(Items from a data source)
** START **

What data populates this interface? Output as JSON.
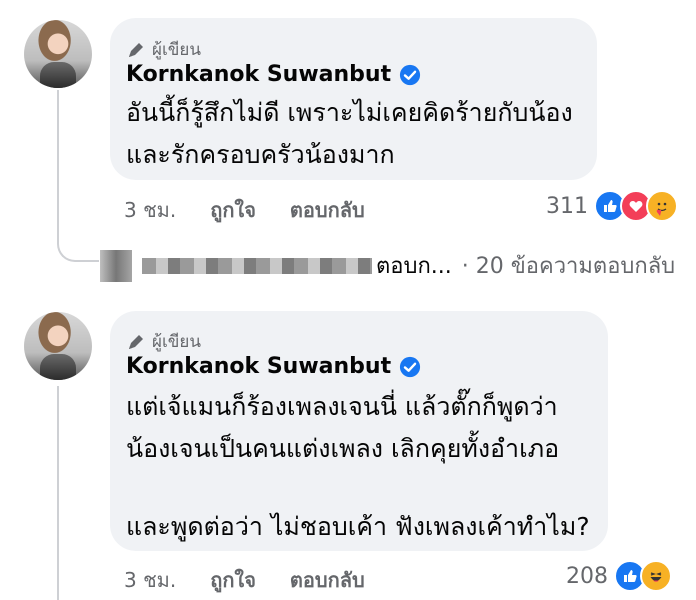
{
  "comments": [
    {
      "author_tag": "ผู้เขียน",
      "name": "Kornkanok Suwanbut",
      "lines": [
        "อันนี้ก็รู้สึกไม่ดี เพราะไม่เคยคิดร้ายกับน้อง",
        "และรักครอบครัวน้องมาก"
      ],
      "time": "3 ชม.",
      "like_label": "ถูกใจ",
      "reply_label": "ตอบกลับ",
      "reaction_count": "311",
      "reactions": [
        "like-icon",
        "love-icon",
        "care-icon"
      ]
    },
    {
      "author_tag": "ผู้เขียน",
      "name": "Kornkanok Suwanbut",
      "lines": [
        "แต่เจ้แมนก็ร้องเพลงเจนนี่ แล้วตั๊กก็พูดว่า",
        "น้องเจนเป็นคนแต่งเพลง เลิกคุยทั้งอำเภอ",
        "",
        "และพูดต่อว่า ไม่ชอบเค้า ฟังเพลงเค้าทำไม?"
      ],
      "time": "3 ชม.",
      "like_label": "ถูกใจ",
      "reply_label": "ตอบกลับ",
      "reaction_count": "208",
      "reactions": [
        "like-icon",
        "haha-icon"
      ]
    }
  ],
  "reply_preview": {
    "truncated_text": "ตอบก...",
    "count_text": "· 20 ข้อความตอบกลับ"
  },
  "colors": {
    "bubble": "#f0f2f5",
    "meta": "#65676b",
    "verified": "#1877f2"
  }
}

** END **

EXERCISE GOAL => Take the listing above and restate it word for word, without its pictures.

EXERCISE SOLUTION =>
What data populates this interface? Output as JSON.
{
  "comments": [
    {
      "author_tag": "ผู้เขียน",
      "name": "Kornkanok Suwanbut",
      "lines": [
        "อันนี้ก็รู้สึกไม่ดี เพราะไม่เคยคิดร้ายกับน้อง",
        "และรักครอบครัวน้องมาก"
      ],
      "time": "3 ชม.",
      "like_label": "ถูกใจ",
      "reply_label": "ตอบกลับ",
      "reaction_count": "311",
      "reactions": [
        "like-icon",
        "love-icon",
        "care-icon"
      ]
    },
    {
      "author_tag": "ผู้เขียน",
      "name": "Kornkanok Suwanbut",
      "lines": [
        "แต่เจ้แมนก็ร้องเพลงเจนนี่ แล้วตั๊กก็พูดว่า",
        "น้องเจนเป็นคนแต่งเพลง เลิกคุยทั้งอำเภอ",
        "",
        "และพูดต่อว่า ไม่ชอบเค้า ฟังเพลงเค้าทำไม?"
      ],
      "time": "3 ชม.",
      "like_label": "ถูกใจ",
      "reply_label": "ตอบกลับ",
      "reaction_count": "208",
      "reactions": [
        "like-icon",
        "haha-icon"
      ]
    }
  ],
  "reply_preview": {
    "truncated_text": "ตอบก...",
    "count_text": "· 20 ข้อความตอบกลับ"
  },
  "colors": {
    "bubble": "#f0f2f5",
    "meta": "#65676b",
    "verified": "#1877f2"
  }
}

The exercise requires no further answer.